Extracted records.
------
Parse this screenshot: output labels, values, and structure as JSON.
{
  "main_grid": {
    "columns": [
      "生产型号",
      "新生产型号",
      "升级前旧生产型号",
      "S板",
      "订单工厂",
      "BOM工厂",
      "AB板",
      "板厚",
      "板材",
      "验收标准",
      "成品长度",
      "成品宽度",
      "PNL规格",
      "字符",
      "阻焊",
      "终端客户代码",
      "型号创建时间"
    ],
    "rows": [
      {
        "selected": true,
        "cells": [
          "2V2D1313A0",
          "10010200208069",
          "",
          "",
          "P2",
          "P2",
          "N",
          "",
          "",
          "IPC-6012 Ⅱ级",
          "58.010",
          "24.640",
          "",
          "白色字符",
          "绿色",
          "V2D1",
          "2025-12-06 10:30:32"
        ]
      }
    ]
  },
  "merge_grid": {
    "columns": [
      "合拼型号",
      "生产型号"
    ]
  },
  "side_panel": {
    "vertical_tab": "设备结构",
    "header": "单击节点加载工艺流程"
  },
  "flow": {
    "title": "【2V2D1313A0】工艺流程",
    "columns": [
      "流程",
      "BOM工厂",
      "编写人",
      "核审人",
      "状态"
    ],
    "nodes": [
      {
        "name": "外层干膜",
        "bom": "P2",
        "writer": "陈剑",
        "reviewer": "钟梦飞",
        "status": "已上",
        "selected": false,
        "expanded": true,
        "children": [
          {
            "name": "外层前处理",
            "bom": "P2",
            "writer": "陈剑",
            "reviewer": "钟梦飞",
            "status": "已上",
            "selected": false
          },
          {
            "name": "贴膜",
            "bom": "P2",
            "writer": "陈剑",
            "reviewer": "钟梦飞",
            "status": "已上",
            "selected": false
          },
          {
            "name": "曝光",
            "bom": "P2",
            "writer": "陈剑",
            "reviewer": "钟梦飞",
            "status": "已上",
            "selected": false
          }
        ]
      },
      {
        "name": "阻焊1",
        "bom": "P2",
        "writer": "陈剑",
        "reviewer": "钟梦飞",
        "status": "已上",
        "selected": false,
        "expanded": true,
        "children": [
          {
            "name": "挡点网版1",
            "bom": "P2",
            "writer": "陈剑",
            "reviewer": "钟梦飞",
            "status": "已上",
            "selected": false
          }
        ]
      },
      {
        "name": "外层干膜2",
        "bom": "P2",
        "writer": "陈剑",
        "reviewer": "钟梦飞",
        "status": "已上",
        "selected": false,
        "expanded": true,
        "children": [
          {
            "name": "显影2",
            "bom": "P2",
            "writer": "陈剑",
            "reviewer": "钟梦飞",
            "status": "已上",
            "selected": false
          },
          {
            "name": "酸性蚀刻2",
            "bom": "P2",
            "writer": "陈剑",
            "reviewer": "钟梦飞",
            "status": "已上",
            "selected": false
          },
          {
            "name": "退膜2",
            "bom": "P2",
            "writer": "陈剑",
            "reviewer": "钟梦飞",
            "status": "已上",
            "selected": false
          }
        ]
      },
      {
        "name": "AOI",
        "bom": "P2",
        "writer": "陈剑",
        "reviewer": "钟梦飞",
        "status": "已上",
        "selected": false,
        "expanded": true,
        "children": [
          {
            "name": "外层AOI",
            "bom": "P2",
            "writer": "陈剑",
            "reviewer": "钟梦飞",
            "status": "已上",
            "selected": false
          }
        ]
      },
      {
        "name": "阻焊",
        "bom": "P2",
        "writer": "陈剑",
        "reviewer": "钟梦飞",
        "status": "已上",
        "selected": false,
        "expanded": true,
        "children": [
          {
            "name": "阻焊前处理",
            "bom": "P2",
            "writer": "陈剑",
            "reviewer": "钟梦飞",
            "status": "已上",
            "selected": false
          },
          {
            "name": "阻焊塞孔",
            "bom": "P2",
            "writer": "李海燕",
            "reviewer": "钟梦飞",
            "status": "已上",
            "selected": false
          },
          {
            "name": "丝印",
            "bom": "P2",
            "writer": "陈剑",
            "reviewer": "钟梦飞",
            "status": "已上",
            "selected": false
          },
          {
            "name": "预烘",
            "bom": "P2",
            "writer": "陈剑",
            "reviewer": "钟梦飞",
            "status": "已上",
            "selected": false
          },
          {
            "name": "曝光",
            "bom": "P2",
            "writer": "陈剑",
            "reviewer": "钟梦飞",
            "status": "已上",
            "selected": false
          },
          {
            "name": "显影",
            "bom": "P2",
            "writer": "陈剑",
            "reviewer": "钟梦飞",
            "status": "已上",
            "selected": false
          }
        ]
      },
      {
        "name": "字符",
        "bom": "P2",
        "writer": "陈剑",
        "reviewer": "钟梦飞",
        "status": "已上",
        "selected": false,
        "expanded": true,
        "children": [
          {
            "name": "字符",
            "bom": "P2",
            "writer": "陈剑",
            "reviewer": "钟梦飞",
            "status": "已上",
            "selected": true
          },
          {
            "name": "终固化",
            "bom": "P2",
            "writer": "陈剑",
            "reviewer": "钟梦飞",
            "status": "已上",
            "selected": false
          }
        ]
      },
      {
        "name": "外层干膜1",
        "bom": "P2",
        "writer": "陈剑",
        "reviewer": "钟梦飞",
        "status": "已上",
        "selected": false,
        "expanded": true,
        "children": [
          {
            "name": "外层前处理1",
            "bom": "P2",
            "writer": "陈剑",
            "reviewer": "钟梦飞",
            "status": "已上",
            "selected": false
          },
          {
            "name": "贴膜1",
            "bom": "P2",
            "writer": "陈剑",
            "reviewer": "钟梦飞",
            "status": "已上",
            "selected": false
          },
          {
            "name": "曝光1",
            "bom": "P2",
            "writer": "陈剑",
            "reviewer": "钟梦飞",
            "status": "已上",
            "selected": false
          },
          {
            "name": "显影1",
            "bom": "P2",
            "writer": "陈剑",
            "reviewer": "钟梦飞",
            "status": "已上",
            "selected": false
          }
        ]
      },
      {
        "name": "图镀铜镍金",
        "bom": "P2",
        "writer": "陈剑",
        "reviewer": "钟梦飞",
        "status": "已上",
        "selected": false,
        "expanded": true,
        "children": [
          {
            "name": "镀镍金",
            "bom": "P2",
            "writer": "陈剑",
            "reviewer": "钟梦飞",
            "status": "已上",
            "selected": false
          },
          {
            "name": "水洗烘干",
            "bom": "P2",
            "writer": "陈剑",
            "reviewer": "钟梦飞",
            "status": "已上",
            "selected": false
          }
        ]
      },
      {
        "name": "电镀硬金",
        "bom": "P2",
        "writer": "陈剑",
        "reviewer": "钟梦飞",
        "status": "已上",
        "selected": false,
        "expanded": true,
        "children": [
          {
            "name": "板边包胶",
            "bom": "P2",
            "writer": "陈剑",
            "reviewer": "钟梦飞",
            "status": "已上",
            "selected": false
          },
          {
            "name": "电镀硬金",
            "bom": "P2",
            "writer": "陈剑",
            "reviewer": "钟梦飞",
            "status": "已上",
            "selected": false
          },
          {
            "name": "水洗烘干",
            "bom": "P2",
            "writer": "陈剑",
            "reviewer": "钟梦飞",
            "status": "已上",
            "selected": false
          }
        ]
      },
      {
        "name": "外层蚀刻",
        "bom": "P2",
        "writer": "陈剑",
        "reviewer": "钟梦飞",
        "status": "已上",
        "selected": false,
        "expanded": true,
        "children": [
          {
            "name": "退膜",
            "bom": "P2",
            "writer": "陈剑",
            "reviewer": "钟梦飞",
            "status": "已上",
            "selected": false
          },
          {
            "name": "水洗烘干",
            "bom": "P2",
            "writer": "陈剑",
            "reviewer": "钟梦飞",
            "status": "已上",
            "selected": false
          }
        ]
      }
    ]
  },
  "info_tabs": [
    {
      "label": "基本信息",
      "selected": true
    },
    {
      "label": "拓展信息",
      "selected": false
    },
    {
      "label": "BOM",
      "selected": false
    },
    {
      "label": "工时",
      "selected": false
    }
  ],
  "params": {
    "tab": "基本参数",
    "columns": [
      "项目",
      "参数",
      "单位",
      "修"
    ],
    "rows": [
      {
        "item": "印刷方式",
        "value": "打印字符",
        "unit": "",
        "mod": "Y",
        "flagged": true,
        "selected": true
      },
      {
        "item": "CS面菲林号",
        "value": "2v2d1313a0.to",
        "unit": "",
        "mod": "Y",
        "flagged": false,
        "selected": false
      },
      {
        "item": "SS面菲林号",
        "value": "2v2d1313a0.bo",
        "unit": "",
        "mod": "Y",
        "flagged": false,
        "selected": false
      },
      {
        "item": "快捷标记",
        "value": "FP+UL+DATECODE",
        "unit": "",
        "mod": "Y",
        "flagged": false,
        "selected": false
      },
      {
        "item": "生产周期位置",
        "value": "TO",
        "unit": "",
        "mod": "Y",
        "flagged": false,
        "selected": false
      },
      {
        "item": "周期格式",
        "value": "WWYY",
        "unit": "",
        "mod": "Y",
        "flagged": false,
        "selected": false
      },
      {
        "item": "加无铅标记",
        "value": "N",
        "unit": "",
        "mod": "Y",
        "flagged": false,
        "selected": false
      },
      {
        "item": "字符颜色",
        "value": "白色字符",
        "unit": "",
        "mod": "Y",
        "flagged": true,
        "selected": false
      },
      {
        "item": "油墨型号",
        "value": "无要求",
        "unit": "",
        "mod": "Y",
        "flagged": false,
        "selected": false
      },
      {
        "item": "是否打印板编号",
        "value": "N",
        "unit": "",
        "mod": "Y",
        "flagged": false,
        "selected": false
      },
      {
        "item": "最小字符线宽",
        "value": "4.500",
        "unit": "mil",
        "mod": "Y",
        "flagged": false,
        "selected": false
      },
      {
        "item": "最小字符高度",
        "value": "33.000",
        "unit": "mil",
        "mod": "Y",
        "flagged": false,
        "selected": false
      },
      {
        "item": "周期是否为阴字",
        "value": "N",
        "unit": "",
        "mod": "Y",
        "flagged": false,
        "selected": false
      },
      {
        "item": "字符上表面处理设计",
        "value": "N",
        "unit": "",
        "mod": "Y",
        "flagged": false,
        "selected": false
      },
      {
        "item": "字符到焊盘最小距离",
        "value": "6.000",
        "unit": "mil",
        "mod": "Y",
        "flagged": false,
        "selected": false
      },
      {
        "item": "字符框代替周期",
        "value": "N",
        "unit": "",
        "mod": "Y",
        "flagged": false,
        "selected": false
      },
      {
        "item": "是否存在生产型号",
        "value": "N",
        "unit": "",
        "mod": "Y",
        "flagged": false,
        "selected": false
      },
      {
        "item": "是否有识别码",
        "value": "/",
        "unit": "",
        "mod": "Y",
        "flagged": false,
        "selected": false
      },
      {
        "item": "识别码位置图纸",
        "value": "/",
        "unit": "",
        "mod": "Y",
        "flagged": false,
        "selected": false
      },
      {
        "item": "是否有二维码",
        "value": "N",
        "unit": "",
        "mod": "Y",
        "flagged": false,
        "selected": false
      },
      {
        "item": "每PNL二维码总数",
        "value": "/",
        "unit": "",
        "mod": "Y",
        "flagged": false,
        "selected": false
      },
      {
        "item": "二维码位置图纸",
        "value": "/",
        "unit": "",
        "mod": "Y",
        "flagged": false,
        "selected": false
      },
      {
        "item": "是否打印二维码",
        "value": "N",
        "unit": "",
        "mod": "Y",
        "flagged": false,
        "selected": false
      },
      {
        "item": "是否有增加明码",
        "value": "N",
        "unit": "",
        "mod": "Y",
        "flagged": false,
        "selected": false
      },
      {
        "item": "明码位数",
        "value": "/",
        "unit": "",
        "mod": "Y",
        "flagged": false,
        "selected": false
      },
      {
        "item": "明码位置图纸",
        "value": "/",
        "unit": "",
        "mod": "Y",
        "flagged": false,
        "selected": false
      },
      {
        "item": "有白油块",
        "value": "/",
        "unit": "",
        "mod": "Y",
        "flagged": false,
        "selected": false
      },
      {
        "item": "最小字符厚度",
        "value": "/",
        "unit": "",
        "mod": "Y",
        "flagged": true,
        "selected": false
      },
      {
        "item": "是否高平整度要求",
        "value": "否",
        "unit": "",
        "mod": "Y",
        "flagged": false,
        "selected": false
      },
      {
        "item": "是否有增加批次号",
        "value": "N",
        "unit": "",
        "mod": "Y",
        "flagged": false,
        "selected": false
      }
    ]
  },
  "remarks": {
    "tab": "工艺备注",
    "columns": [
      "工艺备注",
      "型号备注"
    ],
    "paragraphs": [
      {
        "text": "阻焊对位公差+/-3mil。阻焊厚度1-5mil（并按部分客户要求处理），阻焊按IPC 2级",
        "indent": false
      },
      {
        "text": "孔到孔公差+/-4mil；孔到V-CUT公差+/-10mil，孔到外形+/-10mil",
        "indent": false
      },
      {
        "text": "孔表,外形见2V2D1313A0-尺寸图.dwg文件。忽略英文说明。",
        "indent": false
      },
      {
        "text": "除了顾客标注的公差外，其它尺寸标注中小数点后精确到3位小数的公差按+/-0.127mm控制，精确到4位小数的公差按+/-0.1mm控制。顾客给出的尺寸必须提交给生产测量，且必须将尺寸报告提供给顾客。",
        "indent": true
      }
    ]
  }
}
------
Exercise aim.
Look through the entries and return every line where "text" appears.

Output of the task.
        "text": "阻焊对位公差+/-3mil。阻焊厚度1-5mil（并按部分客户要求处理），阻焊按IPC 2级",
        "text": "孔到孔公差+/-4mil；孔到V-CUT公差+/-10mil，孔到外形+/-10mil",
        "text": "孔表,外形见2V2D1313A0-尺寸图.dwg文件。忽略英文说明。",
        "text": "除了顾客标注的公差外，其它尺寸标注中小数点后精确到3位小数的公差按+/-0.127mm控制，精确到4位小数的公差按+/-0.1mm控制。顾客给出的尺寸必须提交给生产测量，且必须将尺寸报告提供给顾客。",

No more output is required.